■ **DATA EXTRACT**:
* * * *

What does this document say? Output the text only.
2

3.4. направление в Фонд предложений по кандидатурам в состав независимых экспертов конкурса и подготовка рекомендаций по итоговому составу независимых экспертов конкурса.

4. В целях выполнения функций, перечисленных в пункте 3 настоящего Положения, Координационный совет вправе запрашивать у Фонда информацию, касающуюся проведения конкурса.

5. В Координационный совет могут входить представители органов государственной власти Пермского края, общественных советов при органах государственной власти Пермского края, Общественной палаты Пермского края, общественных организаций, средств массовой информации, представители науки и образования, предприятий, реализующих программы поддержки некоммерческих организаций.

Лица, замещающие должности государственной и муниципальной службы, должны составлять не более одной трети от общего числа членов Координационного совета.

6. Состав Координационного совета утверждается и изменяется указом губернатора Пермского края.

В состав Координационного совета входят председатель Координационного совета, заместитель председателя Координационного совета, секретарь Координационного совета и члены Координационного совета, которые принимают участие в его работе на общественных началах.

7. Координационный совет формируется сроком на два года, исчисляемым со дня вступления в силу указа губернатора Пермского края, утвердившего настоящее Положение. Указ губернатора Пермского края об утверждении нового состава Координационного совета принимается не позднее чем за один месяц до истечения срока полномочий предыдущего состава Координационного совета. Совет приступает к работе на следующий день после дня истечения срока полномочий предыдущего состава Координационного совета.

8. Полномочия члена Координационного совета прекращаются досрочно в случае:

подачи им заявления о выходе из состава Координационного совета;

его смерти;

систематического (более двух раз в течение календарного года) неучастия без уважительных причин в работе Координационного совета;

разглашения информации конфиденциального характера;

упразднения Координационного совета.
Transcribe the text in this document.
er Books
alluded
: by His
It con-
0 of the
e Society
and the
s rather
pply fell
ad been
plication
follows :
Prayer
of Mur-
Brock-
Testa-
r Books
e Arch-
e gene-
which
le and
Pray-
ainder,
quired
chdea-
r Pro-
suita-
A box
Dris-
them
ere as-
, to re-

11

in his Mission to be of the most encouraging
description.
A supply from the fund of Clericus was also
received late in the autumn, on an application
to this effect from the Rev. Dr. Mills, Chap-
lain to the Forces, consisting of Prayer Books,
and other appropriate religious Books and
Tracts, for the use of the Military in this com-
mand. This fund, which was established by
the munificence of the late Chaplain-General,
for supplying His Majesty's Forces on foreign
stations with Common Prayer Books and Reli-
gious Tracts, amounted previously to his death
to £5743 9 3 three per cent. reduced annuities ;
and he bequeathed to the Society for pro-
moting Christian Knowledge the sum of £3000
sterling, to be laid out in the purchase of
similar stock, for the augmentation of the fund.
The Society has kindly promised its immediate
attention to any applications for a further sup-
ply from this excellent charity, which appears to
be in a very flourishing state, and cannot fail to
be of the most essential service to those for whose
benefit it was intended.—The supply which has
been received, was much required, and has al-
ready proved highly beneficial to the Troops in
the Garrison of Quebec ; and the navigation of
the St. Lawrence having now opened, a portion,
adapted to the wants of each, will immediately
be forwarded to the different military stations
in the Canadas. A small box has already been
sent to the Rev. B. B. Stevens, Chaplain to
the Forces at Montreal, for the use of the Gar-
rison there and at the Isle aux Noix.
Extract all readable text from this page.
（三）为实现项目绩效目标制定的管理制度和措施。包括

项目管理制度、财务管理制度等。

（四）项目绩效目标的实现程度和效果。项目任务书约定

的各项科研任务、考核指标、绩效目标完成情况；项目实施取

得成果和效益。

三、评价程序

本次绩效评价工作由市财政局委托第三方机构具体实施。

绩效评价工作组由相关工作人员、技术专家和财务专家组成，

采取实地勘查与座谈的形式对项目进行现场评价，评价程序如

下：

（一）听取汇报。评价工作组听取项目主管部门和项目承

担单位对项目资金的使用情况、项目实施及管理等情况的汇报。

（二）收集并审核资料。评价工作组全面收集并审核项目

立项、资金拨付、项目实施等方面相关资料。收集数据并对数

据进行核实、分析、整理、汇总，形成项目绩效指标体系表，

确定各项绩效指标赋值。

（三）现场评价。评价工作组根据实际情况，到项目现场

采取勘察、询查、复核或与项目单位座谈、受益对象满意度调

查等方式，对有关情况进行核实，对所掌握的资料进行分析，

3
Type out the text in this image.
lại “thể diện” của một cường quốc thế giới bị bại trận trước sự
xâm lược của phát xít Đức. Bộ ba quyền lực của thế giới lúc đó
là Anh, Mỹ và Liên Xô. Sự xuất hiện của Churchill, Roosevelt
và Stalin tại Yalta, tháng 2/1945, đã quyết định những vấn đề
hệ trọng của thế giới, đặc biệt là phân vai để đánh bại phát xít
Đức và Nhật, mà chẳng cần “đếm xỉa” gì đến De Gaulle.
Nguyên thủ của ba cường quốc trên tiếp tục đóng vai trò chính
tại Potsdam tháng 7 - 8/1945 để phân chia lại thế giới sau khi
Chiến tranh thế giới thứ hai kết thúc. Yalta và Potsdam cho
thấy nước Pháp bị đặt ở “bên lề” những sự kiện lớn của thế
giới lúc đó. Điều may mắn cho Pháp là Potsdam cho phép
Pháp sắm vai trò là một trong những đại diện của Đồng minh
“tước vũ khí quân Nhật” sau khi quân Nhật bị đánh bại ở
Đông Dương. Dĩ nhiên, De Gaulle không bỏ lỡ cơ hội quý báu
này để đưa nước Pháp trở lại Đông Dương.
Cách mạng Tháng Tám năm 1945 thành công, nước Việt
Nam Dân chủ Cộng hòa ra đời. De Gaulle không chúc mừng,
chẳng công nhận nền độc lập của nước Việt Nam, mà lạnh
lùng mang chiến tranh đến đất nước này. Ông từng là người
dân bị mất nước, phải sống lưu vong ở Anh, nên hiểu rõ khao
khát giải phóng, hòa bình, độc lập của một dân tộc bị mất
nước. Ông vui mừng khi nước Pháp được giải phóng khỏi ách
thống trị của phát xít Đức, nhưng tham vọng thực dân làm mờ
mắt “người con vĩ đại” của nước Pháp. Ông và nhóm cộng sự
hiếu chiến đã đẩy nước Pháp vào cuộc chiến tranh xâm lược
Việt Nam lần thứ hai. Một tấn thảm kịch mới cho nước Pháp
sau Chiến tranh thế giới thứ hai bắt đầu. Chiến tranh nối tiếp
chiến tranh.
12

* * * *

■ **AIM**: Retype all the records, matching them exactly.

■ **FINAL ANSWER**:
What does this document say? Output the text only.
2

3.4. направление в Фонд предложений по кандидатурам в состав независимых экспертов конкурса и подготовка рекомендаций по итоговому составу независимых экспертов конкурса.

4. В целях выполнения функций, перечисленных в пункте 3 настоящего Положения, Координационный совет вправе запрашивать у Фонда информацию, касающуюся проведения конкурса.

5. В Координационный совет могут входить представители органов государственной власти Пермского края, общественных советов при органах государственной власти Пермского края, Общественной палаты Пермского края, общественных организаций, средств массовой информации, представители науки и образования, предприятий, реализующих программы поддержки некоммерческих организаций.

Лица, замещающие должности государственной и муниципальной службы, должны составлять не более одной трети от общего числа членов Координационного совета.

6. Состав Координационного совета утверждается и изменяется указом губернатора Пермского края.

В состав Координационного совета входят председатель Координационного совета, заместитель председателя Координационного совета, секретарь Координационного совета и члены Координационного совета, которые принимают участие в его работе на общественных началах.

7. Координационный совет формируется сроком на два года, исчисляемым со дня вступления в силу указа губернатора Пермского края, утвердившего настоящее Положение. Указ губернатора Пермского края об утверждении нового состава Координационного совета принимается не позднее чем за один месяц до истечения срока полномочий предыдущего состава Координационного совета. Совет приступает к работе на следующий день после дня истечения срока полномочий предыдущего состава Координационного совета.

8. Полномочия члена Координационного совета прекращаются досрочно в случае:

подачи им заявления о выходе из состава Координационного совета;

его смерти;

систематического (более двух раз в течение календарного года) неучастия без уважительных причин в работе Координационного совета;

разглашения информации конфиденциального характера;

упразднения Координационного совета.
Transcribe the text in this document.
er Books
alluded
: by His
It con-
0 of the
e Society
and the
s rather
pply fell
ad been
plication
follows :
Prayer
of Mur-
Brock-
Testa-
r Books
e Arch-
e gene-
which
le and
Pray-
ainder,
quired
chdea-
r Pro-
suita-
A box
Dris-
them
ere as-
, to re-

11

in his Mission to be of the most encouraging
description.
A supply from the fund of Clericus was also
received late in the autumn, on an application
to this effect from the Rev. Dr. Mills, Chap-
lain to the Forces, consisting of Prayer Books,
and other appropriate religious Books and
Tracts, for the use of the Military in this com-
mand. This fund, which was established by
the munificence of the late Chaplain-General,
for supplying His Majesty's Forces on foreign
stations with Common Prayer Books and Reli-
gious Tracts, amounted previously to his death
to £5743 9 3 three per cent. reduced annuities ;
and he bequeathed to the Society for pro-
moting Christian Knowledge the sum of £3000
sterling, to be laid out in the purchase of
similar stock, for the augmentation of the fund.
The Society has kindly promised its immediate
attention to any applications for a further sup-
ply from this excellent charity, which appears to
be in a very flourishing state, and cannot fail to
be of the most essential service to those for whose
benefit it was intended.—The supply which has
been received, was much required, and has al-
ready proved highly beneficial to the Troops in
the Garrison of Quebec ; and the navigation of
the St. Lawrence having now opened, a portion,
adapted to the wants of each, will immediately
be forwarded to the different military stations
in the Canadas. A small box has already been
sent to the Rev. B. B. Stevens, Chaplain to
the Forces at Montreal, for the use of the Gar-
rison there and at the Isle aux Noix.
Extract all readable text from this page.
（三）为实现项目绩效目标制定的管理制度和措施。包括

项目管理制度、财务管理制度等。

（四）项目绩效目标的实现程度和效果。项目任务书约定

的各项科研任务、考核指标、绩效目标完成情况；项目实施取

得成果和效益。

三、评价程序

本次绩效评价工作由市财政局委托第三方机构具体实施。

绩效评价工作组由相关工作人员、技术专家和财务专家组成，

采取实地勘查与座谈的形式对项目进行现场评价，评价程序如

下：

（一）听取汇报。评价工作组听取项目主管部门和项目承

担单位对项目资金的使用情况、项目实施及管理等情况的汇报。

（二）收集并审核资料。评价工作组全面收集并审核项目

立项、资金拨付、项目实施等方面相关资料。收集数据并对数

据进行核实、分析、整理、汇总，形成项目绩效指标体系表，

确定各项绩效指标赋值。

（三）现场评价。评价工作组根据实际情况，到项目现场

采取勘察、询查、复核或与项目单位座谈、受益对象满意度调

查等方式，对有关情况进行核实，对所掌握的资料进行分析，

3
Type out the text in this image.
lại “thể diện” của một cường quốc thế giới bị bại trận trước sự
xâm lược của phát xít Đức. Bộ ba quyền lực của thế giới lúc đó
là Anh, Mỹ và Liên Xô. Sự xuất hiện của Churchill, Roosevelt
và Stalin tại Yalta, tháng 2/1945, đã quyết định những vấn đề
hệ trọng của thế giới, đặc biệt là phân vai để đánh bại phát xít
Đức và Nhật, mà chẳng cần “đếm xỉa” gì đến De Gaulle.
Nguyên thủ của ba cường quốc trên tiếp tục đóng vai trò chính
tại Potsdam tháng 7 - 8/1945 để phân chia lại thế giới sau khi
Chiến tranh thế giới thứ hai kết thúc. Yalta và Potsdam cho
thấy nước Pháp bị đặt ở “bên lề” những sự kiện lớn của thế
giới lúc đó. Điều may mắn cho Pháp là Potsdam cho phép
Pháp sắm vai trò là một trong những đại diện của Đồng minh
“tước vũ khí quân Nhật” sau khi quân Nhật bị đánh bại ở
Đông Dương. Dĩ nhiên, De Gaulle không bỏ lỡ cơ hội quý báu
này để đưa nước Pháp trở lại Đông Dương.
Cách mạng Tháng Tám năm 1945 thành công, nước Việt
Nam Dân chủ Cộng hòa ra đời. De Gaulle không chúc mừng,
chẳng công nhận nền độc lập của nước Việt Nam, mà lạnh
lùng mang chiến tranh đến đất nước này. Ông từng là người
dân bị mất nước, phải sống lưu vong ở Anh, nên hiểu rõ khao
khát giải phóng, hòa bình, độc lập của một dân tộc bị mất
nước. Ông vui mừng khi nước Pháp được giải phóng khỏi ách
thống trị của phát xít Đức, nhưng tham vọng thực dân làm mờ
mắt “người con vĩ đại” của nước Pháp. Ông và nhóm cộng sự
hiếu chiến đã đẩy nước Pháp vào cuộc chiến tranh xâm lược
Việt Nam lần thứ hai. Một tấn thảm kịch mới cho nước Pháp
sau Chiến tranh thế giới thứ hai bắt đầu. Chiến tranh nối tiếp
chiến tranh.
12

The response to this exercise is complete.